--- Begin GIVEN DATA ---

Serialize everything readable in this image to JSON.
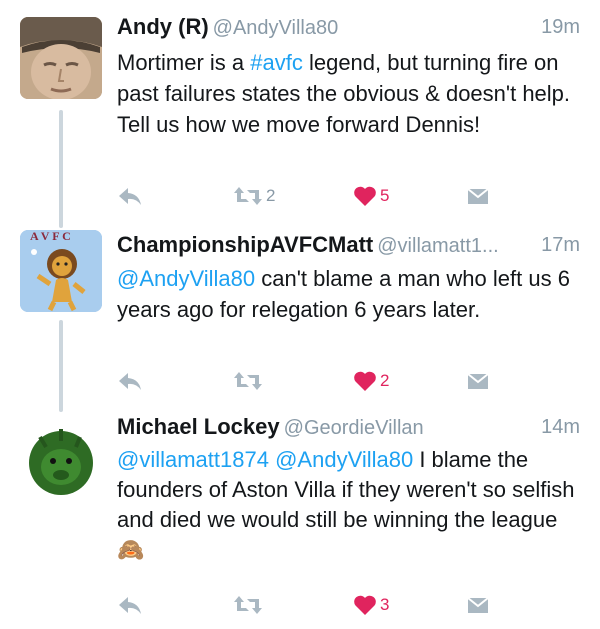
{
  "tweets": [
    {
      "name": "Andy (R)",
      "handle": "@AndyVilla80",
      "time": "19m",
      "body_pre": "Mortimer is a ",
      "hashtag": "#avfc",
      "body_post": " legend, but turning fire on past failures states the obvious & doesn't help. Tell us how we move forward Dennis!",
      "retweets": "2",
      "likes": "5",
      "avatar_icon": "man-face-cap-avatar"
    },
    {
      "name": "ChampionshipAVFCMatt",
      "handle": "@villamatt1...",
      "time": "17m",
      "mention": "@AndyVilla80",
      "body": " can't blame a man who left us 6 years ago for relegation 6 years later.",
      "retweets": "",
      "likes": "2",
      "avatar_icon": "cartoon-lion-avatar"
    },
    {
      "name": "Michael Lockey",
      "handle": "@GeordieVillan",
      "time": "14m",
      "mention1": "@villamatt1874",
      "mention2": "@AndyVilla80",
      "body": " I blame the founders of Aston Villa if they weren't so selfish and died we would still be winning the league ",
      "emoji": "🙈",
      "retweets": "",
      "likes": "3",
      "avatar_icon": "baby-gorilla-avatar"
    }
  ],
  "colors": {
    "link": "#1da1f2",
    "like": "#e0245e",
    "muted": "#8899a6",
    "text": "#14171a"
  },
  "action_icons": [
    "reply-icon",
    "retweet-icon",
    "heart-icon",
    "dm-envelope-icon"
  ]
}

--- End GIVEN DATA ---

→ YOUR TASK
Quote the preceding listing precisely and completely, omitting its images.

→ FULL SOLUTION
Serialize everything readable in this image to JSON.
{
  "tweets": [
    {
      "name": "Andy (R)",
      "handle": "@AndyVilla80",
      "time": "19m",
      "body_pre": "Mortimer is a ",
      "hashtag": "#avfc",
      "body_post": " legend, but turning fire on past failures states the obvious & doesn't help. Tell us how we move forward Dennis!",
      "retweets": "2",
      "likes": "5",
      "avatar_icon": "man-face-cap-avatar"
    },
    {
      "name": "ChampionshipAVFCMatt",
      "handle": "@villamatt1...",
      "time": "17m",
      "mention": "@AndyVilla80",
      "body": " can't blame a man who left us 6 years ago for relegation 6 years later.",
      "retweets": "",
      "likes": "2",
      "avatar_icon": "cartoon-lion-avatar"
    },
    {
      "name": "Michael Lockey",
      "handle": "@GeordieVillan",
      "time": "14m",
      "mention1": "@villamatt1874",
      "mention2": "@AndyVilla80",
      "body": " I blame the founders of Aston Villa if they weren't so selfish and died we would still be winning the league ",
      "emoji": "🙈",
      "retweets": "",
      "likes": "3",
      "avatar_icon": "baby-gorilla-avatar"
    }
  ],
  "colors": {
    "link": "#1da1f2",
    "like": "#e0245e",
    "muted": "#8899a6",
    "text": "#14171a"
  },
  "action_icons": [
    "reply-icon",
    "retweet-icon",
    "heart-icon",
    "dm-envelope-icon"
  ]
}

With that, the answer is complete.